Translate this sentence from the acquisition text into Spanish: "BTE is headquartered in Sydney, Australia with a manufacturing facility in Seoul, South Korea."

-- Supplied text --
--- Begin ---
On February 1, 2016, the Company completed the acquisition of all outstanding stock of Baillie Tank Equipment, Ltd. (“BTE”), an internationally-based company with nearly 20 years of experience in the design and manufacture of products for use on aboveground storage tanks. Founded in 1998, BTE is a provider of tank products including geodesic domes, aluminum internal floating roofs, floating suction and skimmer systems, roof drain systems, and seals. BTE is headquartered in Sydney, Australia with a manufacturing facility in Seoul, South Korea. The Company acquired BTE to expand its service offerings of certain technical solutions for aboveground storage tanks. The business is now known as Matrix Applied Technologies, and its operating results are included in the Storage Solutions segment.
The Company purchased BTE with cash on-hand for a net purchase price of $13.0 million. The Company paid $15.4 million when including the subsequent repayment of long-term debt acquired and the settlement of certain other liabilities acquired, and excluding the cash acquired and certain amounts owed to the former owners for working capital adjustments. The net purchase price was allocated to the major categories of assets and liabilities based on their estimated fair value at the acquisition date.
The following table summarizes the preliminary net purchase price allocation (in thousands):
Current assets
$
5,574

Property, plant and equipment
4,347

Goodwill
6,942

Other intangible assets
720

Other assets
233

Total assets acquired
17,816

Current liabilities
1,581

Deferred income taxes
329

Long-term debt
1,858

Other liabilities
407

Net assets acquired
13,641

Cash acquired
592

Net purchase price
$
13,049


The goodwill recognized from the acquisition is attributable to the synergies of combining our operations and the technical expertise of the acquired workforce. None of the goodwill recognized is deductible for income tax purposes. The fair value of the net assets acquired is preliminary pending the final valuation of those assets. As a result, goodwill is also preliminary since it has been recorded as the excess of the purchase price over the estimated fair value of the net assets acquired.
--- End ---
-- Given material --
--- Begin ---
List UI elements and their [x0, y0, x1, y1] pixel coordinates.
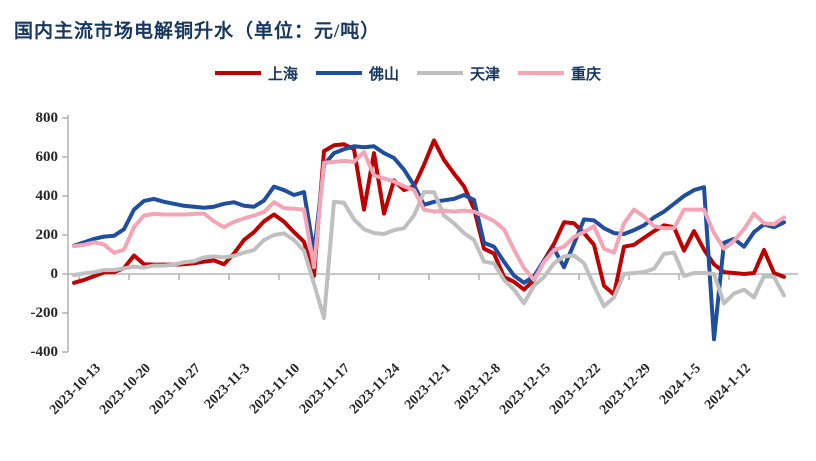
--- End ---
-- Reply to the task --
BTE tiene su sede en Sídney, Australia, y cuenta con una planta de fabricación en Seúl, Corea del Sur.